In the material below, identify each line bearing the word "работ". Reproduce those lines.

> [INPUT]:
== == ==
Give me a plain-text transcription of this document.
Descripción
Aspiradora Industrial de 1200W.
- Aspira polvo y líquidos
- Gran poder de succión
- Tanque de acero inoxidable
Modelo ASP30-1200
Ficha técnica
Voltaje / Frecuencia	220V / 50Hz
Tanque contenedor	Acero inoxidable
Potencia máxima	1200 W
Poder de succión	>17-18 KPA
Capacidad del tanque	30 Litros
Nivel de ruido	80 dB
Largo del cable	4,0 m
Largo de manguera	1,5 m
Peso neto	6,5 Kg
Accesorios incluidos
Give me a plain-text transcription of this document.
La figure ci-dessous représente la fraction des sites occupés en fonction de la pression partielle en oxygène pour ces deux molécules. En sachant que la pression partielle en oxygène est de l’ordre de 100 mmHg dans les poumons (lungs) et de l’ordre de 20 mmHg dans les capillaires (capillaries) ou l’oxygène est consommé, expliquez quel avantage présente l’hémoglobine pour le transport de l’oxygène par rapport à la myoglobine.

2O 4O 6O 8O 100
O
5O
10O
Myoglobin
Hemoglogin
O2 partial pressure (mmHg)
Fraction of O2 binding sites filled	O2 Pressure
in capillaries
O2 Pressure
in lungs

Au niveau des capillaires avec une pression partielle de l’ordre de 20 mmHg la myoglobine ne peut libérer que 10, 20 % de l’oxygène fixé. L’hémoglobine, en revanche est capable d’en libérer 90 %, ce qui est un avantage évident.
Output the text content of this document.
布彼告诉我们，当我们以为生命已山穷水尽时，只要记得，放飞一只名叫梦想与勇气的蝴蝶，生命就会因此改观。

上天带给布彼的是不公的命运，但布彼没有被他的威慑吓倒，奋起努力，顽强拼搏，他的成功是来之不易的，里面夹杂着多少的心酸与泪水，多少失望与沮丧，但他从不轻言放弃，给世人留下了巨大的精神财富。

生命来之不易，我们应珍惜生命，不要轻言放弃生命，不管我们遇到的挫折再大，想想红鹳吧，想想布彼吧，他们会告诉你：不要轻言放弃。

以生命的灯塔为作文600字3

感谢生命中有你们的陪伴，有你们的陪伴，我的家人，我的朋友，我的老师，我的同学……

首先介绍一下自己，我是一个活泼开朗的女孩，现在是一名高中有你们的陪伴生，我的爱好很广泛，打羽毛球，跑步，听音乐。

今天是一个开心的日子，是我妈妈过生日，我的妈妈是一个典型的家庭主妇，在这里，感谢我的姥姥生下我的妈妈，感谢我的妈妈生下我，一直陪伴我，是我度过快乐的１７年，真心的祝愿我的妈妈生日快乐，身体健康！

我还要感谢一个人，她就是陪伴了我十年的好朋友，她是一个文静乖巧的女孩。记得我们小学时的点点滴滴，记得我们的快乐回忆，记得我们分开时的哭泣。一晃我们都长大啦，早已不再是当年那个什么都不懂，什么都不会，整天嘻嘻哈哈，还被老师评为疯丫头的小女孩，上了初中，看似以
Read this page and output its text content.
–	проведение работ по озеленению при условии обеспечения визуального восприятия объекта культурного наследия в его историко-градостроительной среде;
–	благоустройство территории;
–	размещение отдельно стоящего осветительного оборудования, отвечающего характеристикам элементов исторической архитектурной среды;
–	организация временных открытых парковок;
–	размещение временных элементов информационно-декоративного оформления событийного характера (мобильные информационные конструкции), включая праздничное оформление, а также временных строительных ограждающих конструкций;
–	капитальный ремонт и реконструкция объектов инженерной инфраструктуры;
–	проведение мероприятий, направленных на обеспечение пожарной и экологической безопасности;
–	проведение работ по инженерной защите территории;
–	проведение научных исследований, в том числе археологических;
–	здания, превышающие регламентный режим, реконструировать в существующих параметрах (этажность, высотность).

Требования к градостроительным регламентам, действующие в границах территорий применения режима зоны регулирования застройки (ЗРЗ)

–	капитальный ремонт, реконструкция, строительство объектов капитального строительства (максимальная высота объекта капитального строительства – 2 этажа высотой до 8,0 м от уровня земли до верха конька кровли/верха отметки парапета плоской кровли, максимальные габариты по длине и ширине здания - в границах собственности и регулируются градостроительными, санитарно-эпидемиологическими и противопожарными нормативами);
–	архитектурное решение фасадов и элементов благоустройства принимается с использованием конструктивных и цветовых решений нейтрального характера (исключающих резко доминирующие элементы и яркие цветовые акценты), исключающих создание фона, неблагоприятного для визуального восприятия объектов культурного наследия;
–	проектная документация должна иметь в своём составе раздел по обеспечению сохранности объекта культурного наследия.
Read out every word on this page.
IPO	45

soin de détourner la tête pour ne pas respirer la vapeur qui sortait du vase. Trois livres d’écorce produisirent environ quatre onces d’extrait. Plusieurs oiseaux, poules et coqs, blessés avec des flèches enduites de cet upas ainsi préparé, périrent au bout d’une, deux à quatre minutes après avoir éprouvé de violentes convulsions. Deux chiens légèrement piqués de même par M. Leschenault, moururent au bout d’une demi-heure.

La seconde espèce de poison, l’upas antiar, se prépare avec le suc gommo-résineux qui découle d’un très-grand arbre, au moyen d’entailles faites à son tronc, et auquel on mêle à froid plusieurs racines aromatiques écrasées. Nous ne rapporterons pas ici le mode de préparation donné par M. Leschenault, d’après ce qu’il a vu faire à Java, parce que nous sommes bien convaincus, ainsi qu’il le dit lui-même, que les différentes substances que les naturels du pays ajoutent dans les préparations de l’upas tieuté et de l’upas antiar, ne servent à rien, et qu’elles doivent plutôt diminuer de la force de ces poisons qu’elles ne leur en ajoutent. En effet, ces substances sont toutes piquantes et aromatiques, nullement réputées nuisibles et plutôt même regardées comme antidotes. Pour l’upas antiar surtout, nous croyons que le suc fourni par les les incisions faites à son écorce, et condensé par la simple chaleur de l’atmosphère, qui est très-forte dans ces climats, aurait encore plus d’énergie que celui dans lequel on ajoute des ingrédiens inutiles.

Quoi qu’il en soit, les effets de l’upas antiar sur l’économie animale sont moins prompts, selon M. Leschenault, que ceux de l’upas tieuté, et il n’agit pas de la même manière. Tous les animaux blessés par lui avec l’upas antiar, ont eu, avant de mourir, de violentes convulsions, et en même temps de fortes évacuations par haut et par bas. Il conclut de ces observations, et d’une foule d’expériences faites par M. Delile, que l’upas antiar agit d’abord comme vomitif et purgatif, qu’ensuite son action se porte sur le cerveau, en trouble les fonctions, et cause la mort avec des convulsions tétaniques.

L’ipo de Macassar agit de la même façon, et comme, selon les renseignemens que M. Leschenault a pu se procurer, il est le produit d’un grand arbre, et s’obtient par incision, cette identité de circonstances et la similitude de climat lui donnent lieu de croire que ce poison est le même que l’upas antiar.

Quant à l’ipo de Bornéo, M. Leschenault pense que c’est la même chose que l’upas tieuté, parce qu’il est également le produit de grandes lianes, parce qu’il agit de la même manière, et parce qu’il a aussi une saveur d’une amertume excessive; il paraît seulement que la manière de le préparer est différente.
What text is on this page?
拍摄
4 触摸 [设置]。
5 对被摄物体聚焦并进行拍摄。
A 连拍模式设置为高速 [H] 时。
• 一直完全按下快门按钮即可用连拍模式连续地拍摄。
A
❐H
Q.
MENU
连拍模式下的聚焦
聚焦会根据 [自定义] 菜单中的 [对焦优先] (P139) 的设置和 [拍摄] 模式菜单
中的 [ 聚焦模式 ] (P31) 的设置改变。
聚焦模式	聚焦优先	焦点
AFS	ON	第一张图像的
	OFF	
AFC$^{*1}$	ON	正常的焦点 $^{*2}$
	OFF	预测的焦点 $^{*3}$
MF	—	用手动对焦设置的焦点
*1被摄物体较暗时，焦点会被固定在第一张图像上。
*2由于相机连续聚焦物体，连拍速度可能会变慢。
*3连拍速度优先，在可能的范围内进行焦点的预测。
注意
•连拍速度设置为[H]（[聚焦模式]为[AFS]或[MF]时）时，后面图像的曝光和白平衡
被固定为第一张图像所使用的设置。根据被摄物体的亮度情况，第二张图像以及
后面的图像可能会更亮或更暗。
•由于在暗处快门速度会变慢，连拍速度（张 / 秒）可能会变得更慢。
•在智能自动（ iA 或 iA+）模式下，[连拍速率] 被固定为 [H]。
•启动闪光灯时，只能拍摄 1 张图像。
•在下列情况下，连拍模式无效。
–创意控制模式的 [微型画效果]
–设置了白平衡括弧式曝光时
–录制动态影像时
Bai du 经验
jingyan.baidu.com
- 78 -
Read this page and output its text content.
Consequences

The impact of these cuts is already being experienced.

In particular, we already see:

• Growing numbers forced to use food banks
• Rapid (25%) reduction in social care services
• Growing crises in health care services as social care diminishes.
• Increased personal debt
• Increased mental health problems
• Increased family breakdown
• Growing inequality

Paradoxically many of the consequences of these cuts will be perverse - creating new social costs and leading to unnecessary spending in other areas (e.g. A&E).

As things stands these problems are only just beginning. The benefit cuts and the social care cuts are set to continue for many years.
== == ==
> [EXERCISE RESPONSE]:
–	проведение работ по озеленению при условии обеспечения визуального восприятия объекта культурного наследия в его историко-градостроительной среде;
–	проведение работ по инженерной защите территории;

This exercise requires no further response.